▶ **Dataset records**:
____

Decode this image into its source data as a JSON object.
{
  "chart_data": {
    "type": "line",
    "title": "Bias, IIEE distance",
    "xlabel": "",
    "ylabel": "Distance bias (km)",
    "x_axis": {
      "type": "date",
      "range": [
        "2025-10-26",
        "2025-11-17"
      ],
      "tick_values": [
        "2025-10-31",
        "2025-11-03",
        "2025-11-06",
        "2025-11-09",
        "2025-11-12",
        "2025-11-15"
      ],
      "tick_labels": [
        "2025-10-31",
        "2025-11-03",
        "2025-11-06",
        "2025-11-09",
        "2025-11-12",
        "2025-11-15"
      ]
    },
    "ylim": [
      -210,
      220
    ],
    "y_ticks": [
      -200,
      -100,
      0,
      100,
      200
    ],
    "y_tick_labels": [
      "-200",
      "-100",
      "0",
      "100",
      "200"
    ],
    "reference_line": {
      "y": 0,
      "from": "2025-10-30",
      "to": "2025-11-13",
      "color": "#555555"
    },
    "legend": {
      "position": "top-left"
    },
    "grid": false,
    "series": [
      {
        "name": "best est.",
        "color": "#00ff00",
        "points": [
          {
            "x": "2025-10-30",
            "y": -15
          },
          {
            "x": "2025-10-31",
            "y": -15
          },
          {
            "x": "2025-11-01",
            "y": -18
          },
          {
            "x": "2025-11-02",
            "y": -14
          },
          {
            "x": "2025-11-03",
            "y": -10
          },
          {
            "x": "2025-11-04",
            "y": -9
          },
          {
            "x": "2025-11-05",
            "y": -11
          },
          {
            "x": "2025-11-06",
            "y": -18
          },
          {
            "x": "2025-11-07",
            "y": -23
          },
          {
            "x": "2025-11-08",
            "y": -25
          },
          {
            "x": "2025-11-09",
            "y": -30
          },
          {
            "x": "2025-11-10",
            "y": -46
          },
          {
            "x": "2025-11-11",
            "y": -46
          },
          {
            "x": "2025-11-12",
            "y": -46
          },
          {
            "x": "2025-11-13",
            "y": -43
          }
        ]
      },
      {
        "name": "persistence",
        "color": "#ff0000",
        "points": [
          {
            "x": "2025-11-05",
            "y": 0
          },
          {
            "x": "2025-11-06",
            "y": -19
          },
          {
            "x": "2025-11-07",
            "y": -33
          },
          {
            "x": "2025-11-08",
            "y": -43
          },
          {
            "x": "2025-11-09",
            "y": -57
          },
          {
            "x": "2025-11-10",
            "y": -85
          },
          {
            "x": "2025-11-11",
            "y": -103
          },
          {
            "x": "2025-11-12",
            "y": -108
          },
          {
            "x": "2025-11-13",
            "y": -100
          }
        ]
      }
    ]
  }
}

____

▶ **Stated goal**: Using the data above, copy each line that contains "color".

▶ **Output below**:
      "color": "#555555"
        "color": "#00ff00",
        "color": "#ff0000",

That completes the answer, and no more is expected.